• BRIEF
Set the listing down unchanged, minus every embedded image.

• ITEMS

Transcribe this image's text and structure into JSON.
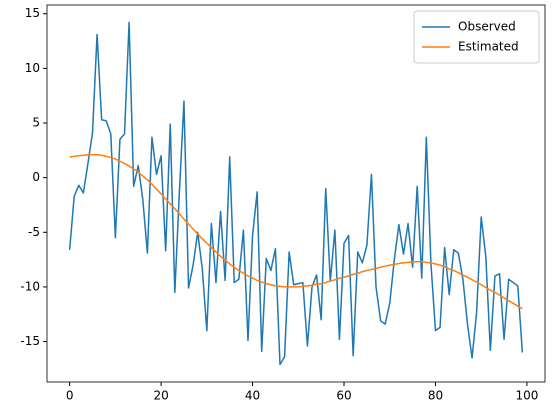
{
  "chart_data": {
    "type": "line",
    "x": [
      0,
      1,
      2,
      3,
      4,
      5,
      6,
      7,
      8,
      9,
      10,
      11,
      12,
      13,
      14,
      15,
      16,
      17,
      18,
      19,
      20,
      21,
      22,
      23,
      24,
      25,
      26,
      27,
      28,
      29,
      30,
      31,
      32,
      33,
      34,
      35,
      36,
      37,
      38,
      39,
      40,
      41,
      42,
      43,
      44,
      45,
      46,
      47,
      48,
      49,
      50,
      51,
      52,
      53,
      54,
      55,
      56,
      57,
      58,
      59,
      60,
      61,
      62,
      63,
      64,
      65,
      66,
      67,
      68,
      69,
      70,
      71,
      72,
      73,
      74,
      75,
      76,
      77,
      78,
      79,
      80,
      81,
      82,
      83,
      84,
      85,
      86,
      87,
      88,
      89,
      90,
      91,
      92,
      93,
      94,
      95,
      96,
      97,
      98,
      99
    ],
    "series": [
      {
        "name": "Observed",
        "color": "#1f77b4",
        "values": [
          -6.6,
          -1.7,
          -0.7,
          -1.4,
          1.3,
          4.1,
          13.1,
          5.3,
          5.2,
          4.0,
          -5.5,
          3.5,
          4.0,
          14.2,
          -0.8,
          1.1,
          -2.0,
          -6.9,
          3.7,
          0.3,
          2.0,
          -6.7,
          4.9,
          -10.5,
          -1.3,
          7.0,
          -10.1,
          -8.0,
          -5.0,
          -8.3,
          -14.0,
          -4.2,
          -9.6,
          -3.1,
          -9.4,
          1.9,
          -9.6,
          -9.3,
          -4.8,
          -14.9,
          -5.3,
          -1.3,
          -15.9,
          -7.4,
          -8.5,
          -6.5,
          -17.1,
          -16.4,
          -6.8,
          -9.8,
          -9.7,
          -9.6,
          -15.4,
          -10.0,
          -8.9,
          -13.0,
          -1.0,
          -9.5,
          -4.8,
          -14.8,
          -6.0,
          -5.3,
          -16.3,
          -6.8,
          -7.8,
          -6.2,
          0.3,
          -10.0,
          -13.1,
          -13.4,
          -11.5,
          -7.5,
          -4.3,
          -7.0,
          -4.2,
          -8.2,
          -0.8,
          -9.2,
          3.7,
          -7.8,
          -14.0,
          -13.7,
          -6.4,
          -10.7,
          -6.6,
          -6.9,
          -9.3,
          -13.4,
          -16.5,
          -12.3,
          -3.6,
          -7.2,
          -15.8,
          -9.0,
          -8.8,
          -14.8,
          -9.3,
          -9.6,
          -9.9,
          -16.0
        ]
      },
      {
        "name": "Estimated",
        "color": "#ff7f0e",
        "values": [
          1.9,
          1.95,
          2.0,
          2.05,
          2.1,
          2.1,
          2.1,
          2.05,
          1.95,
          1.85,
          1.7,
          1.5,
          1.3,
          1.05,
          0.8,
          0.5,
          0.15,
          -0.2,
          -0.6,
          -1.05,
          -1.5,
          -1.95,
          -2.4,
          -2.85,
          -3.3,
          -3.8,
          -4.25,
          -4.7,
          -5.15,
          -5.6,
          -6,
          -6.4,
          -6.8,
          -7.2,
          -7.55,
          -7.9,
          -8.2,
          -8.5,
          -8.75,
          -9.0,
          -9.2,
          -9.4,
          -9.55,
          -9.7,
          -9.8,
          -9.9,
          -9.95,
          -10,
          -10,
          -10,
          -10,
          -9.95,
          -9.9,
          -9.85,
          -9.75,
          -9.7,
          -9.6,
          -9.45,
          -9.35,
          -9.2,
          -9.1,
          -9.0,
          -8.85,
          -8.75,
          -8.6,
          -8.5,
          -8.4,
          -8.3,
          -8.2,
          -8.1,
          -8,
          -7.95,
          -7.85,
          -7.8,
          -7.75,
          -7.7,
          -7.7,
          -7.7,
          -7.75,
          -7.8,
          -7.9,
          -8.0,
          -8.15,
          -8.35,
          -8.5,
          -8.7,
          -8.9,
          -9.1,
          -9.35,
          -9.55,
          -9.8,
          -10.05,
          -10.3,
          -10.5,
          -10.75,
          -11,
          -11.25,
          -11.5,
          -11.75,
          -12
        ]
      }
    ],
    "xlim": [
      -4.95,
      103.95
    ],
    "xticks": [
      0,
      20,
      40,
      60,
      80,
      100
    ],
    "ylim": [
      -18.7,
      15.8
    ],
    "yticks": [
      -15,
      -10,
      -5,
      0,
      5,
      10,
      15
    ],
    "grid": false,
    "legend": "upper right"
  }
}
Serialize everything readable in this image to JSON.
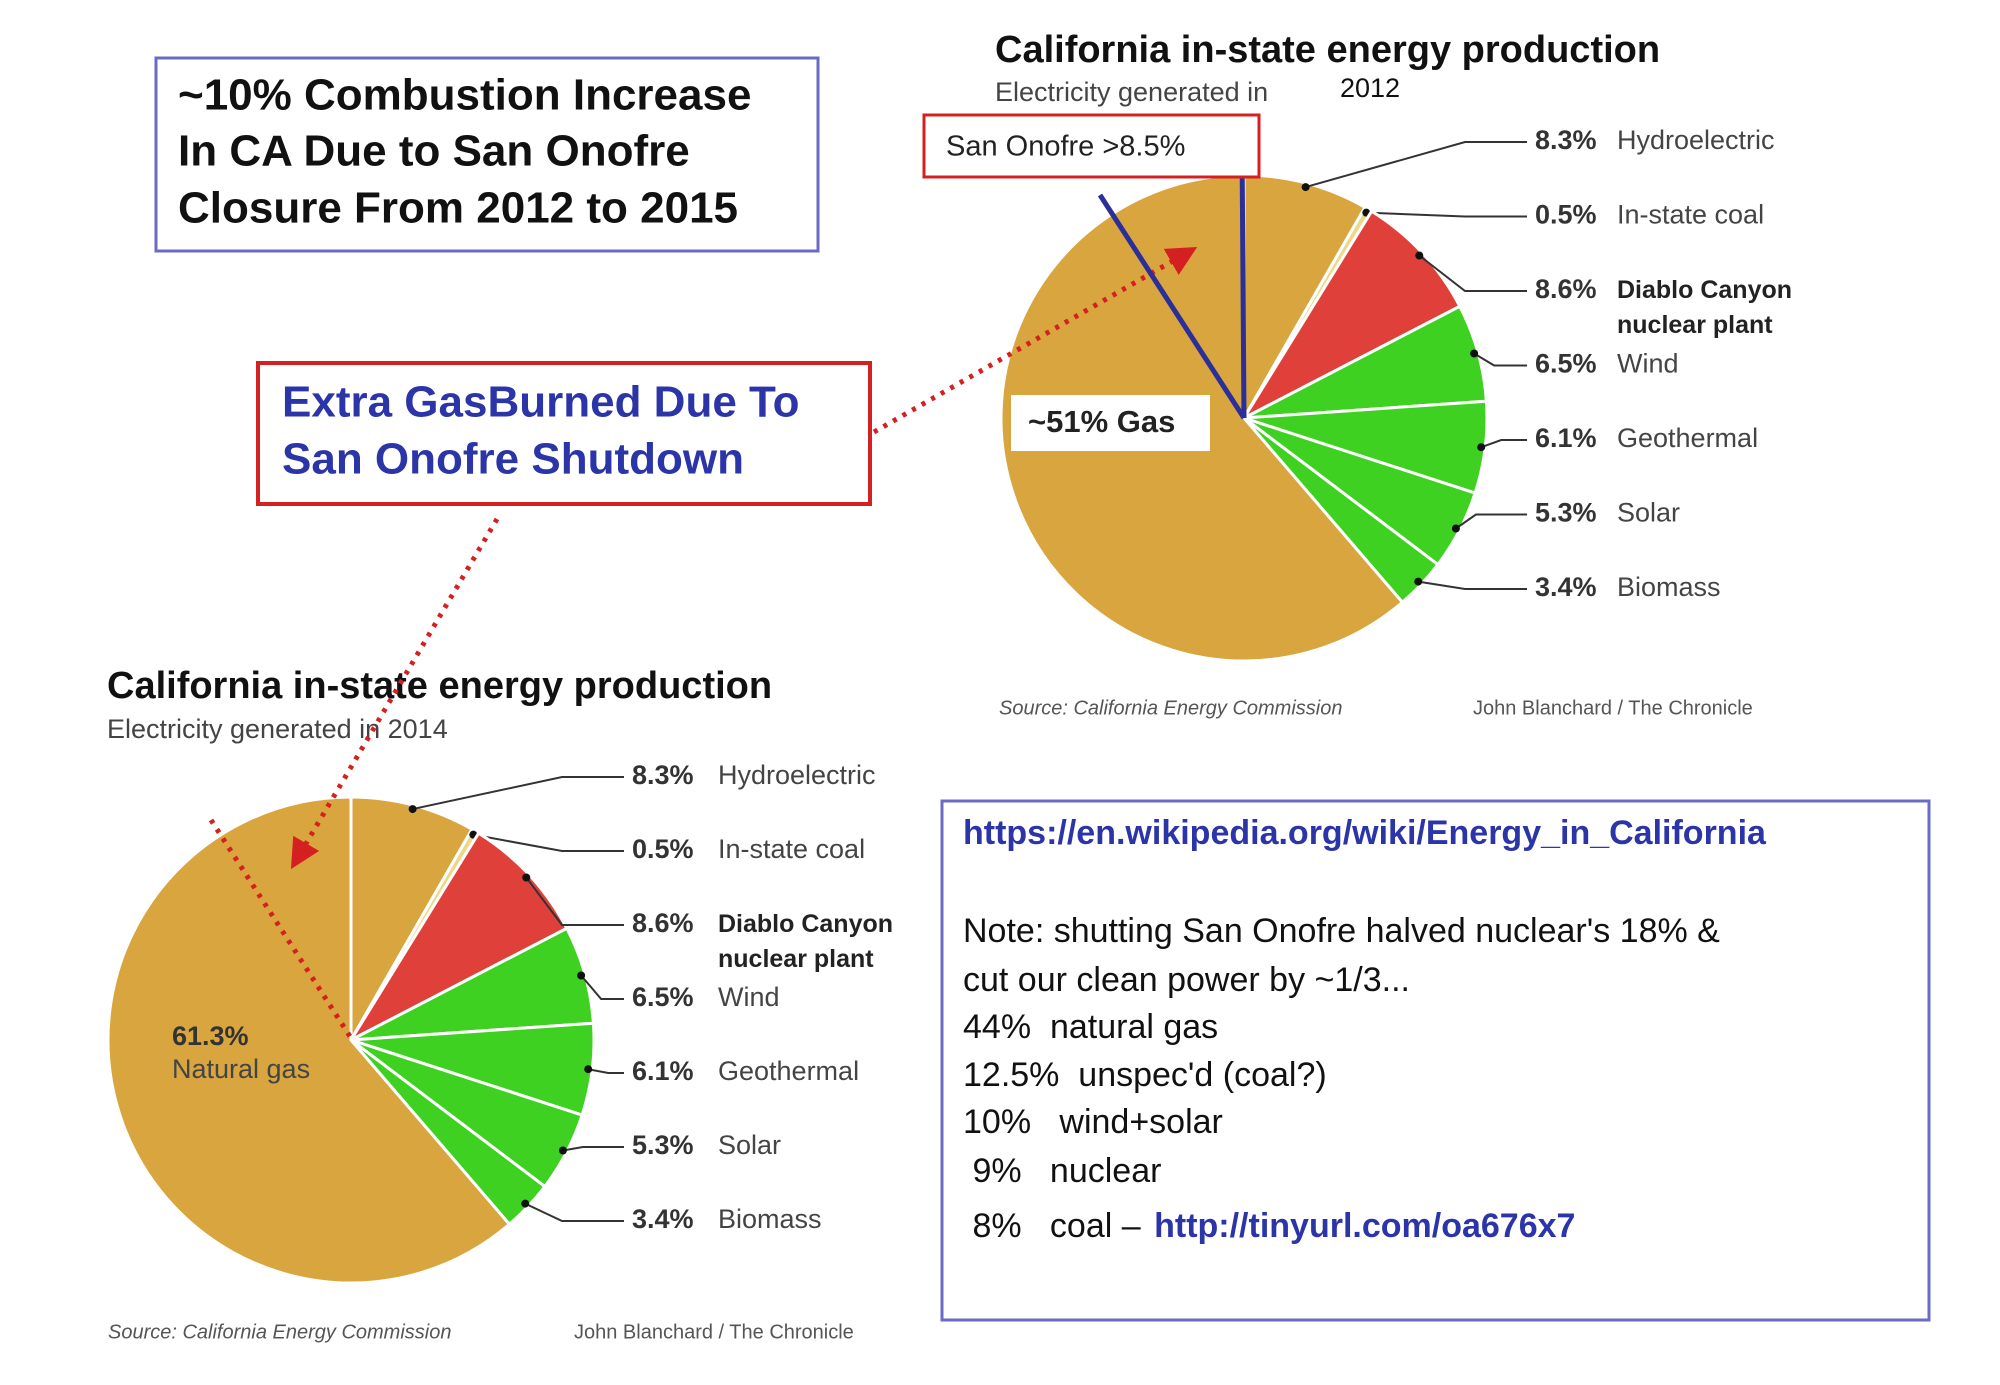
{
  "chart_data": [
    {
      "type": "pie",
      "title": "California in-state energy production",
      "subtitle": "Electricity generated in",
      "categories": [
        "Hydroelectric",
        "In-state coal",
        "Diablo Canyon nuclear plant",
        "Wind",
        "Geothermal",
        "Solar",
        "Biomass",
        null
      ],
      "values": [
        8.3,
        0.5,
        8.6,
        6.5,
        6.1,
        5.3,
        3.4,
        61.3
      ],
      "value_labels": [
        "8.3%",
        "0.5%",
        "8.6%",
        "6.5%",
        "6.1%",
        "5.3%",
        "3.4%",
        null
      ],
      "colors": [
        "#d8a53f",
        "#ebd98a",
        "#e0403a",
        "#3fd122",
        "#3fd122",
        "#3fd122",
        "#3fd122",
        "#d8a53f"
      ],
      "source": "Source: California Energy Commission",
      "credit": "John Blanchard / The Chronicle"
    },
    {
      "type": "pie",
      "title": "California in-state energy production",
      "subtitle": "Electricity generated in 2014",
      "categories": [
        "Hydroelectric",
        "In-state coal",
        "Diablo Canyon nuclear plant",
        "Wind",
        "Geothermal",
        "Solar",
        "Biomass",
        "Natural gas"
      ],
      "values": [
        8.3,
        0.5,
        8.6,
        6.5,
        6.1,
        5.3,
        3.4,
        61.3
      ],
      "value_labels": [
        "8.3%",
        "0.5%",
        "8.6%",
        "6.5%",
        "6.1%",
        "5.3%",
        "3.4%",
        "61.3%"
      ],
      "colors": [
        "#d8a53f",
        "#ebd98a",
        "#e0403a",
        "#3fd122",
        "#3fd122",
        "#3fd122",
        "#3fd122",
        "#d8a53f"
      ],
      "source": "Source: California Energy Commission",
      "credit": "John Blanchard / The Chronicle"
    }
  ],
  "annotations": {
    "combustion_box": [
      "~10% Combustion Increase",
      "In CA Due to San Onofre",
      "Closure From 2012 to 2015"
    ],
    "gas_box": [
      "Extra GasBurned Due To",
      "San Onofre Shutdown"
    ],
    "san_onofre": "San Onofre >8.5%",
    "gas_overlay": "~51% Gas",
    "year_overlay": "2012"
  },
  "note_box": {
    "url": "https://en.wikipedia.org/wiki/Energy_in_California",
    "lines": [
      "Note: shutting San Onofre halved nuclear's 18% &",
      "cut our clean power by ~1/3...",
      "44%  natural gas",
      "12.5%  unspec'd (coal?)",
      "10%   wind+solar",
      " 9%   nuclear",
      " 8%   coal – "
    ],
    "link": "http://tinyurl.com/oa676x7"
  }
}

• RESPONSE BELOW
Transcribe this image's text and structure into JSON.
{
  "chart_data": {
    "type": "line",
    "x": [
      0,
      1,
      2,
      3,
      4,
      5,
      6,
      7,
      8,
      9,
      10,
      11,
      12,
      13,
      14,
      15,
      16,
      17,
      18,
      19,
      20,
      21,
      22,
      23,
      24,
      25,
      26,
      27,
      28,
      29,
      30,
      31,
      32,
      33,
      34,
      35,
      36,
      37,
      38,
      39,
      40,
      41,
      42,
      43,
      44,
      45,
      46,
      47,
      48,
      49,
      50,
      51,
      52,
      53,
      54,
      55,
      56,
      57,
      58,
      59,
      60,
      61,
      62,
      63,
      64,
      65,
      66,
      67,
      68,
      69,
      70,
      71,
      72,
      73,
      74,
      75,
      76,
      77,
      78,
      79,
      80,
      81,
      82,
      83,
      84,
      85,
      86,
      87,
      88,
      89,
      90,
      91,
      92,
      93,
      94,
      95,
      96,
      97,
      98,
      99
    ],
    "series": [
      {
        "name": "Observed",
        "color": "#1f77b4",
        "values": [
          -6.6,
          -1.7,
          -0.7,
          -1.4,
          1.3,
          4.1,
          13.1,
          5.3,
          5.2,
          4.0,
          -5.5,
          3.5,
          4.0,
          14.2,
          -0.8,
          1.1,
          -2.0,
          -6.9,
          3.7,
          0.3,
          2.0,
          -6.7,
          4.9,
          -10.5,
          -1.3,
          7.0,
          -10.1,
          -8.0,
          -5.0,
          -8.3,
          -14.0,
          -4.2,
          -9.6,
          -3.1,
          -9.4,
          1.9,
          -9.6,
          -9.3,
          -4.8,
          -14.9,
          -5.3,
          -1.3,
          -15.9,
          -7.4,
          -8.5,
          -6.5,
          -17.1,
          -16.4,
          -6.8,
          -9.8,
          -9.7,
          -9.6,
          -15.4,
          -10.0,
          -8.9,
          -13.0,
          -1.0,
          -9.5,
          -4.8,
          -14.8,
          -6.0,
          -5.3,
          -16.3,
          -6.8,
          -7.8,
          -6.2,
          0.3,
          -10.0,
          -13.1,
          -13.4,
          -11.5,
          -7.5,
          -4.3,
          -7.0,
          -4.2,
          -8.2,
          -0.8,
          -9.2,
          3.7,
          -7.8,
          -14.0,
          -13.7,
          -6.4,
          -10.7,
          -6.6,
          -6.9,
          -9.3,
          -13.4,
          -16.5,
          -12.3,
          -3.6,
          -7.2,
          -15.8,
          -9.0,
          -8.8,
          -14.8,
          -9.3,
          -9.6,
          -9.9,
          -16.0
        ]
      },
      {
        "name": "Estimated",
        "color": "#ff7f0e",
        "values": [
          1.9,
          1.95,
          2.0,
          2.05,
          2.1,
          2.1,
          2.1,
          2.05,
          1.95,
          1.85,
          1.7,
          1.5,
          1.3,
          1.05,
          0.8,
          0.5,
          0.15,
          -0.2,
          -0.6,
          -1.05,
          -1.5,
          -1.95,
          -2.4,
          -2.85,
          -3.3,
          -3.8,
          -4.25,
          -4.7,
          -5.15,
          -5.6,
          -6,
          -6.4,
          -6.8,
          -7.2,
          -7.55,
          -7.9,
          -8.2,
          -8.5,
          -8.75,
          -9.0,
          -9.2,
          -9.4,
          -9.55,
          -9.7,
          -9.8,
          -9.9,
          -9.95,
          -10,
          -10,
          -10,
          -10,
          -9.95,
          -9.9,
          -9.85,
          -9.75,
          -9.7,
          -9.6,
          -9.45,
          -9.35,
          -9.2,
          -9.1,
          -9.0,
          -8.85,
          -8.75,
          -8.6,
          -8.5,
          -8.4,
          -8.3,
          -8.2,
          -8.1,
          -8,
          -7.95,
          -7.85,
          -7.8,
          -7.75,
          -7.7,
          -7.7,
          -7.7,
          -7.75,
          -7.8,
          -7.9,
          -8.0,
          -8.15,
          -8.35,
          -8.5,
          -8.7,
          -8.9,
          -9.1,
          -9.35,
          -9.55,
          -9.8,
          -10.05,
          -10.3,
          -10.5,
          -10.75,
          -11,
          -11.25,
          -11.5,
          -11.75,
          -12
        ]
      }
    ],
    "xlim": [
      -4.95,
      103.95
    ],
    "xticks": [
      0,
      20,
      40,
      60,
      80,
      100
    ],
    "ylim": [
      -18.7,
      15.8
    ],
    "yticks": [
      -15,
      -10,
      -5,
      0,
      5,
      10,
      15
    ],
    "grid": false,
    "legend": "upper right"
  }
}
Serialize everything readable in this image to JSON.
{
  "chart_data": [
    {
      "type": "pie",
      "title": "California in-state energy production",
      "subtitle": "Electricity generated in",
      "categories": [
        "Hydroelectric",
        "In-state coal",
        "Diablo Canyon nuclear plant",
        "Wind",
        "Geothermal",
        "Solar",
        "Biomass",
        null
      ],
      "values": [
        8.3,
        0.5,
        8.6,
        6.5,
        6.1,
        5.3,
        3.4,
        61.3
      ],
      "value_labels": [
        "8.3%",
        "0.5%",
        "8.6%",
        "6.5%",
        "6.1%",
        "5.3%",
        "3.4%",
        null
      ],
      "colors": [
        "#d8a53f",
        "#ebd98a",
        "#e0403a",
        "#3fd122",
        "#3fd122",
        "#3fd122",
        "#3fd122",
        "#d8a53f"
      ],
      "source": "Source: California Energy Commission",
      "credit": "John Blanchard / The Chronicle"
    },
    {
      "type": "pie",
      "title": "California in-state energy production",
      "subtitle": "Electricity generated in 2014",
      "categories": [
        "Hydroelectric",
        "In-state coal",
        "Diablo Canyon nuclear plant",
        "Wind",
        "Geothermal",
        "Solar",
        "Biomass",
        "Natural gas"
      ],
      "values": [
        8.3,
        0.5,
        8.6,
        6.5,
        6.1,
        5.3,
        3.4,
        61.3
      ],
      "value_labels": [
        "8.3%",
        "0.5%",
        "8.6%",
        "6.5%",
        "6.1%",
        "5.3%",
        "3.4%",
        "61.3%"
      ],
      "colors": [
        "#d8a53f",
        "#ebd98a",
        "#e0403a",
        "#3fd122",
        "#3fd122",
        "#3fd122",
        "#3fd122",
        "#d8a53f"
      ],
      "source": "Source: California Energy Commission",
      "credit": "John Blanchard / The Chronicle"
    }
  ],
  "annotations": {
    "combustion_box": [
      "~10% Combustion Increase",
      "In CA Due to San Onofre",
      "Closure From 2012 to 2015"
    ],
    "gas_box": [
      "Extra GasBurned Due To",
      "San Onofre Shutdown"
    ],
    "san_onofre": "San Onofre >8.5%",
    "gas_overlay": "~51% Gas",
    "year_overlay": "2012"
  },
  "note_box": {
    "url": "https://en.wikipedia.org/wiki/Energy_in_California",
    "lines": [
      "Note: shutting San Onofre halved nuclear's 18% &",
      "cut our clean power by ~1/3...",
      "44%  natural gas",
      "12.5%  unspec'd (coal?)",
      "10%   wind+solar",
      " 9%   nuclear",
      " 8%   coal – "
    ],
    "link": "http://tinyurl.com/oa676x7"
  }
}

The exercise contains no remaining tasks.